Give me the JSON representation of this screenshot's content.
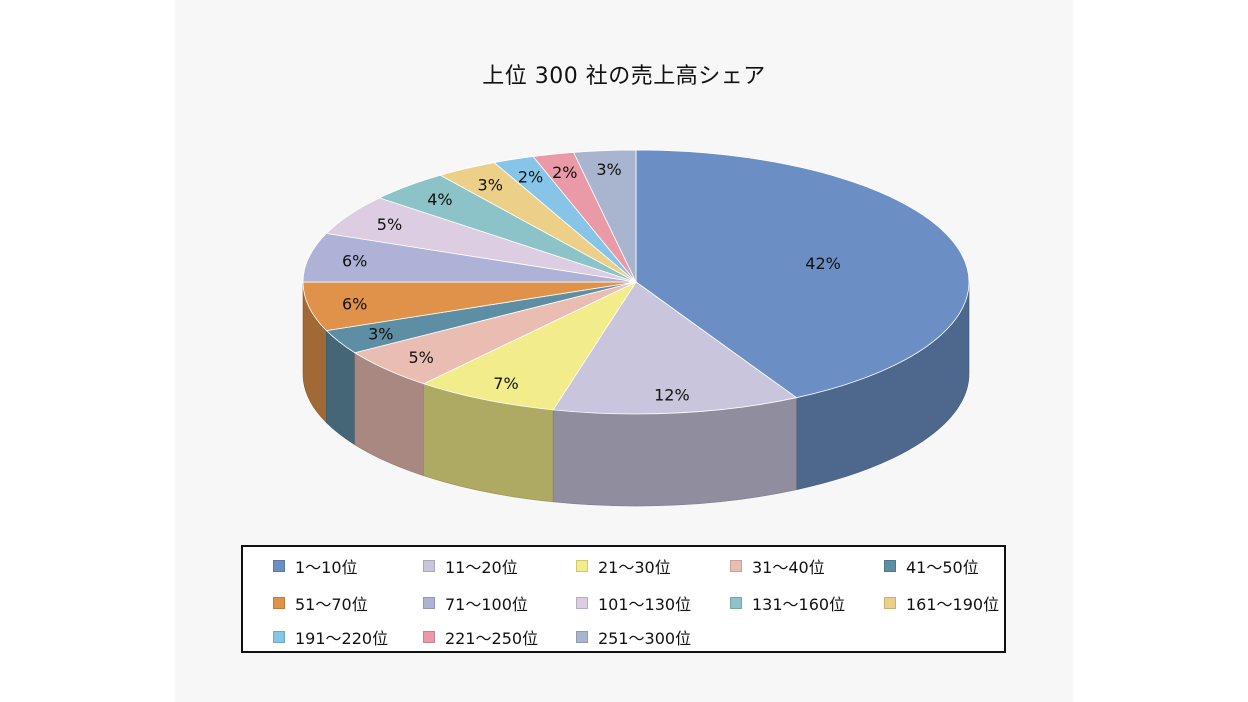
{
  "chart_data": {
    "type": "pie",
    "title": "上位 300 社の売上高シェア",
    "slices": [
      {
        "label": "1〜10位",
        "value": 42,
        "value_label": "42%",
        "color": "#6b8fc4"
      },
      {
        "label": "11〜20位",
        "value": 12,
        "value_label": "12%",
        "color": "#c8c5dc"
      },
      {
        "label": "21〜30位",
        "value": 7,
        "value_label": "7%",
        "color": "#f2ec8a"
      },
      {
        "label": "31〜40位",
        "value": 5,
        "value_label": "5%",
        "color": "#eabdb2"
      },
      {
        "label": "41〜50位",
        "value": 3,
        "value_label": "3%",
        "color": "#5e8ea4"
      },
      {
        "label": "51〜70位",
        "value": 6,
        "value_label": "6%",
        "color": "#e0924a"
      },
      {
        "label": "71〜100位",
        "value": 6,
        "value_label": "6%",
        "color": "#adb2d6"
      },
      {
        "label": "101〜130位",
        "value": 5,
        "value_label": "5%",
        "color": "#dccde3"
      },
      {
        "label": "131〜160位",
        "value": 4,
        "value_label": "4%",
        "color": "#8cc3c8"
      },
      {
        "label": "161〜190位",
        "value": 3,
        "value_label": "3%",
        "color": "#ecd088"
      },
      {
        "label": "191〜220位",
        "value": 2,
        "value_label": "2%",
        "color": "#87c5e8"
      },
      {
        "label": "221〜250位",
        "value": 2,
        "value_label": "2%",
        "color": "#e99aa6"
      },
      {
        "label": "251〜300位",
        "value": 3,
        "value_label": "3%",
        "color": "#a9b5cf"
      }
    ],
    "legend_position": "bottom"
  }
}
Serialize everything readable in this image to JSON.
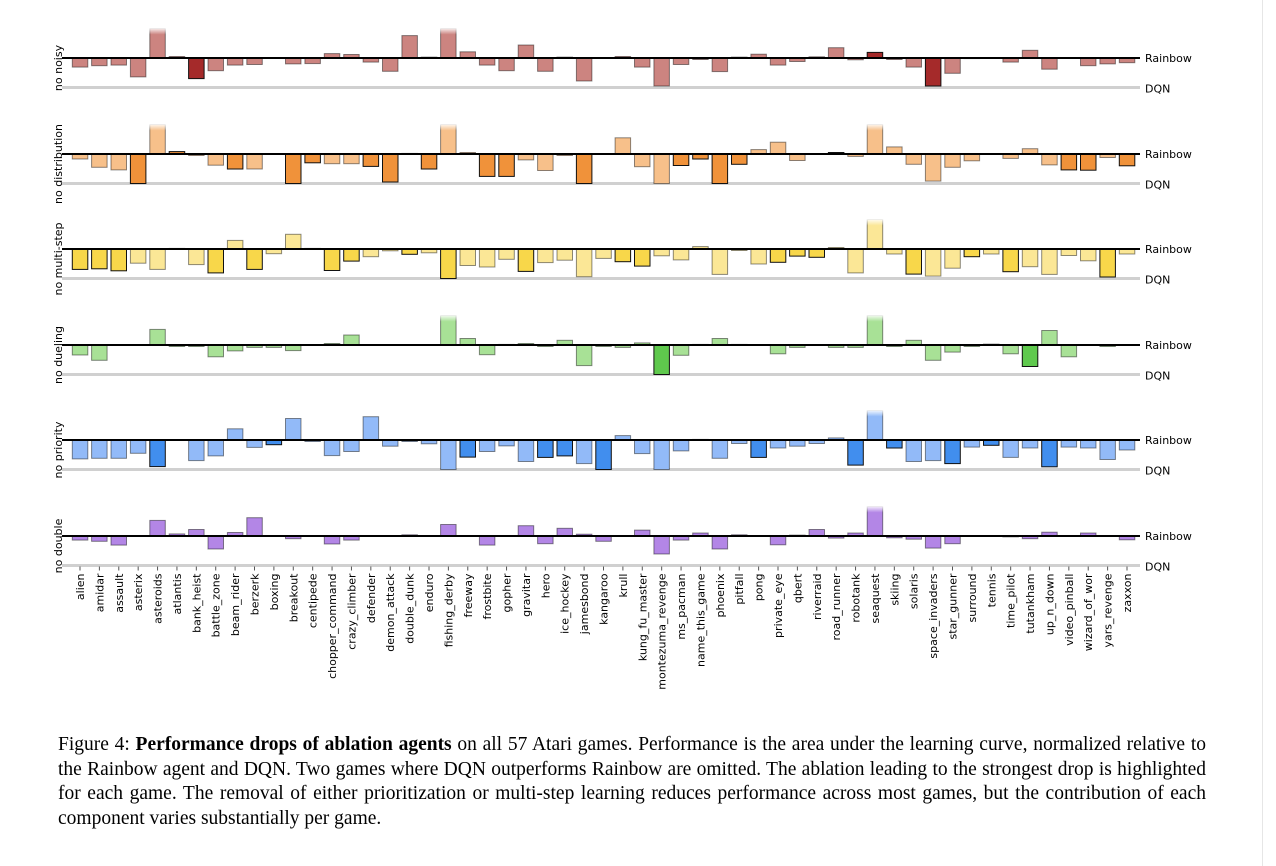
{
  "chart_data": {
    "type": "bar",
    "title": "Performance drops of ablation agents",
    "reference_labels": {
      "top": "Rainbow",
      "bottom": "DQN"
    },
    "value_meaning": "normalized area under learning curve relative to Rainbow (0) and DQN (-1); values clipped at +1",
    "ylim": [
      -1,
      1
    ],
    "categories": [
      "alien",
      "amidar",
      "assault",
      "asterix",
      "asteroids",
      "atlantis",
      "bank_heist",
      "battle_zone",
      "beam_rider",
      "berzerk",
      "boxing",
      "breakout",
      "centipede",
      "chopper_command",
      "crazy_climber",
      "defender",
      "demon_attack",
      "double_dunk",
      "enduro",
      "fishing_derby",
      "freeway",
      "frostbite",
      "gopher",
      "gravitar",
      "hero",
      "ice_hockey",
      "jamesbond",
      "kangaroo",
      "krull",
      "kung_fu_master",
      "montezuma_revenge",
      "ms_pacman",
      "name_this_game",
      "phoenix",
      "pitfall",
      "pong",
      "private_eye",
      "qbert",
      "riverraid",
      "road_runner",
      "robotank",
      "seaquest",
      "skiing",
      "solaris",
      "space_invaders",
      "star_gunner",
      "surround",
      "tennis",
      "time_pilot",
      "tutankham",
      "up_n_down",
      "video_pinball",
      "wizard_of_wor",
      "yars_revenge",
      "zaxxon"
    ],
    "series": [
      {
        "key": "noisy",
        "name": "no noisy",
        "light": "#cc8480",
        "dark": "#a52a2a",
        "values": [
          -0.31,
          -0.26,
          -0.24,
          -0.64,
          1.0,
          0.05,
          -0.7,
          -0.43,
          -0.24,
          -0.22,
          0,
          -0.2,
          -0.19,
          0.15,
          0.12,
          -0.14,
          -0.45,
          0.76,
          0.03,
          1.0,
          0.21,
          -0.24,
          -0.43,
          0.44,
          -0.45,
          0.03,
          -0.78,
          0,
          0.05,
          -0.31,
          -0.95,
          -0.22,
          -0.05,
          -0.46,
          0.03,
          0.13,
          -0.24,
          -0.12,
          0.04,
          0.35,
          -0.06,
          0.19,
          -0.05,
          -0.31,
          -0.95,
          -0.52,
          -0.02,
          0,
          -0.14,
          0.26,
          -0.38,
          0,
          -0.26,
          -0.2,
          -0.16
        ]
      },
      {
        "key": "distribution",
        "name": "no distribution",
        "light": "#f7c08a",
        "dark": "#f0923a",
        "values": [
          -0.17,
          -0.45,
          -0.54,
          -1.0,
          1.0,
          0.08,
          -0.05,
          -0.38,
          -0.51,
          -0.51,
          0,
          -1.0,
          -0.3,
          -0.33,
          -0.33,
          -0.42,
          -0.95,
          0.02,
          -0.51,
          1.0,
          0.05,
          -0.76,
          -0.76,
          -0.2,
          -0.56,
          -0.05,
          -1.0,
          0,
          0.55,
          -0.43,
          -1.0,
          -0.39,
          -0.17,
          -1.0,
          -0.35,
          0.15,
          0.4,
          -0.22,
          0,
          0.05,
          -0.08,
          1.0,
          0.24,
          -0.35,
          -0.92,
          -0.45,
          -0.23,
          0,
          -0.15,
          0.18,
          -0.37,
          -0.54,
          -0.55,
          -0.12,
          -0.4
        ]
      },
      {
        "key": "multistep",
        "name": "no multi-step",
        "light": "#fbe796",
        "dark": "#f8d74a",
        "values": [
          -0.69,
          -0.67,
          -0.74,
          -0.48,
          -0.69,
          0.02,
          -0.53,
          -0.81,
          0.29,
          -0.69,
          -0.16,
          0.5,
          0.02,
          -0.73,
          -0.41,
          -0.26,
          -0.06,
          -0.18,
          -0.13,
          -1.0,
          -0.56,
          -0.61,
          -0.35,
          -0.76,
          -0.46,
          -0.38,
          -0.94,
          -0.32,
          -0.43,
          -0.58,
          -0.23,
          -0.37,
          0.08,
          -0.86,
          -0.05,
          -0.51,
          -0.45,
          -0.24,
          -0.28,
          0.05,
          -0.81,
          1.0,
          -0.17,
          -0.85,
          -0.92,
          -0.65,
          -0.26,
          -0.17,
          -0.77,
          -0.6,
          -0.86,
          -0.22,
          -0.4,
          -0.95,
          -0.17
        ]
      },
      {
        "key": "dueling",
        "name": "no dueling",
        "light": "#a8e196",
        "dark": "#5fc94d",
        "values": [
          -0.34,
          -0.52,
          0,
          0,
          0.53,
          -0.05,
          -0.05,
          -0.4,
          -0.2,
          -0.08,
          -0.08,
          -0.19,
          0,
          0.05,
          0.34,
          0,
          0,
          0,
          0,
          1.0,
          0.22,
          -0.33,
          0.02,
          0.05,
          -0.05,
          0.16,
          -0.7,
          -0.05,
          -0.08,
          0.07,
          -1.0,
          -0.35,
          0.02,
          0.22,
          0.02,
          0,
          -0.3,
          -0.08,
          0,
          -0.08,
          -0.08,
          1.0,
          -0.05,
          0.16,
          -0.52,
          -0.24,
          -0.05,
          0.03,
          -0.3,
          -0.73,
          0.49,
          -0.4,
          0,
          -0.05,
          0
        ]
      },
      {
        "key": "priority",
        "name": "no priority",
        "light": "#92baf8",
        "dark": "#418eee",
        "values": [
          -0.64,
          -0.62,
          -0.62,
          -0.45,
          -0.9,
          0,
          -0.7,
          -0.54,
          0.38,
          -0.25,
          -0.16,
          0.73,
          -0.05,
          -0.53,
          -0.39,
          0.79,
          -0.21,
          -0.05,
          -0.13,
          -1.0,
          -0.58,
          -0.39,
          -0.2,
          -0.73,
          -0.59,
          -0.54,
          -0.8,
          -1.0,
          0.15,
          -0.46,
          -1.0,
          -0.37,
          0.02,
          -0.62,
          -0.12,
          -0.59,
          -0.27,
          -0.21,
          -0.12,
          0.07,
          -0.85,
          1.0,
          -0.27,
          -0.73,
          -0.7,
          -0.8,
          -0.24,
          -0.18,
          -0.59,
          -0.27,
          -0.91,
          -0.24,
          -0.27,
          -0.66,
          -0.34
        ]
      },
      {
        "key": "double",
        "name": "no double",
        "light": "#b386e6",
        "dark": "#b386e6",
        "values": [
          -0.14,
          -0.18,
          -0.31,
          0,
          0.53,
          0.07,
          0.22,
          -0.44,
          0.12,
          0.62,
          0,
          -0.09,
          0,
          -0.27,
          -0.14,
          0,
          0,
          0.04,
          0,
          0.39,
          0,
          -0.31,
          0,
          0.35,
          -0.26,
          0.26,
          0.06,
          -0.18,
          0,
          0.2,
          -0.61,
          -0.14,
          0.1,
          -0.44,
          0.04,
          0,
          -0.3,
          0.03,
          0.22,
          -0.07,
          0.1,
          1.0,
          -0.06,
          -0.11,
          -0.41,
          -0.26,
          0,
          0,
          -0.03,
          -0.09,
          0.13,
          0,
          0.1,
          0,
          -0.13
        ]
      }
    ],
    "highlighted_ablation": [
      "multistep",
      "multistep",
      "multistep",
      "distribution",
      "priority",
      "distribution",
      "noisy",
      "multistep",
      "distribution",
      "multistep",
      "priority",
      "distribution",
      "distribution",
      "multistep",
      "multistep",
      "distribution",
      "distribution",
      "multistep",
      "distribution",
      "multistep",
      "priority",
      "distribution",
      "distribution",
      "multistep",
      "priority",
      "priority",
      "distribution",
      "priority",
      "multistep",
      "multistep",
      "dueling",
      "distribution",
      "distribution",
      "distribution",
      "distribution",
      "priority",
      "multistep",
      "multistep",
      "multistep",
      "distribution",
      "priority",
      "noisy",
      "priority",
      "multistep",
      "noisy",
      "priority",
      "multistep",
      "priority",
      "multistep",
      "dueling",
      "priority",
      "distribution",
      "distribution",
      "multistep",
      "distribution"
    ]
  },
  "caption": {
    "prefix": "Figure 4: ",
    "bold": "Performance drops of ablation agents",
    "text": " on all 57 Atari games. Performance is the area under the learning curve, normalized relative to the Rainbow agent and DQN. Two games where DQN outperforms Rainbow are omitted. The ablation leading to the strongest drop is highlighted for each game. The removal of either prioritization or multi-step learning reduces performance across most games, but the contribution of each component varies substantially per game."
  }
}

============

**Task objective:** Say how many lines in the records hold the string "dark", and say nothing else.

**In response:** 6